- **Exercise instructions**
Select all lines in the records that include "object".

Data entries
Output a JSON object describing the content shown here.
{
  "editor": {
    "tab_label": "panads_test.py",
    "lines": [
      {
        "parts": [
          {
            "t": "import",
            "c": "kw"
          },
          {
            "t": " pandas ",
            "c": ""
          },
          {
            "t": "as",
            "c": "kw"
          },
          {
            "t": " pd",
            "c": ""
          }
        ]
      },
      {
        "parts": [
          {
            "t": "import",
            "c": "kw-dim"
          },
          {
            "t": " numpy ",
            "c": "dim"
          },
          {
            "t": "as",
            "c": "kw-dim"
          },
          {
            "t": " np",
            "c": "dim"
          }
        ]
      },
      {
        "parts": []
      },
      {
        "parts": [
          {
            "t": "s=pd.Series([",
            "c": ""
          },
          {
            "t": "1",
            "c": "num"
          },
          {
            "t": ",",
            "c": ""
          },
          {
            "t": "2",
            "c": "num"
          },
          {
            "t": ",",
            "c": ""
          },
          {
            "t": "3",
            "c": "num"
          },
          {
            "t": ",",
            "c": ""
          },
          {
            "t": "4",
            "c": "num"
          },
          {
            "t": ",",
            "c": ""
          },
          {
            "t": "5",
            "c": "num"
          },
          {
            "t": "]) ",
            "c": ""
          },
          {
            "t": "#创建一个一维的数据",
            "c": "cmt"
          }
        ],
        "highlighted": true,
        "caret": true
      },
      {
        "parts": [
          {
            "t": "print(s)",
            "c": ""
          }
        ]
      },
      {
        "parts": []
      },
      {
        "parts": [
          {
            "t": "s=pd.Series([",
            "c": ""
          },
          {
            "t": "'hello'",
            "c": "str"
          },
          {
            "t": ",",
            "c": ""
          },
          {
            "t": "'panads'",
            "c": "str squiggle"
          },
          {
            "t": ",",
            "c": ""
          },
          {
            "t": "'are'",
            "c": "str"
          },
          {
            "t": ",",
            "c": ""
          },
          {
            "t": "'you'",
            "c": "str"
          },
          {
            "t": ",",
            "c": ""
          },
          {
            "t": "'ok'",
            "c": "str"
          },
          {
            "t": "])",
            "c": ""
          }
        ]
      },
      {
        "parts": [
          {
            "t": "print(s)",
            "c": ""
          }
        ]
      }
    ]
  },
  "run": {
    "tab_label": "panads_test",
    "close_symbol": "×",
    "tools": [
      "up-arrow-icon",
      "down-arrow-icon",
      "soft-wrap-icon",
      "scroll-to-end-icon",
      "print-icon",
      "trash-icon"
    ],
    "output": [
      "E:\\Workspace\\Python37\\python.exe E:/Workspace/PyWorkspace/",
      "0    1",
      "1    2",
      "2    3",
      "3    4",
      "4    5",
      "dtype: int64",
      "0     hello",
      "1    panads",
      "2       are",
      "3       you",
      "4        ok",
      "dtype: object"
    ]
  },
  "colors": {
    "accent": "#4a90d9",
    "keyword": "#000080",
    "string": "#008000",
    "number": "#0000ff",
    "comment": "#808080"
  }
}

- **Completed task**
Output a JSON object describing the content shown here.
      "dtype: object"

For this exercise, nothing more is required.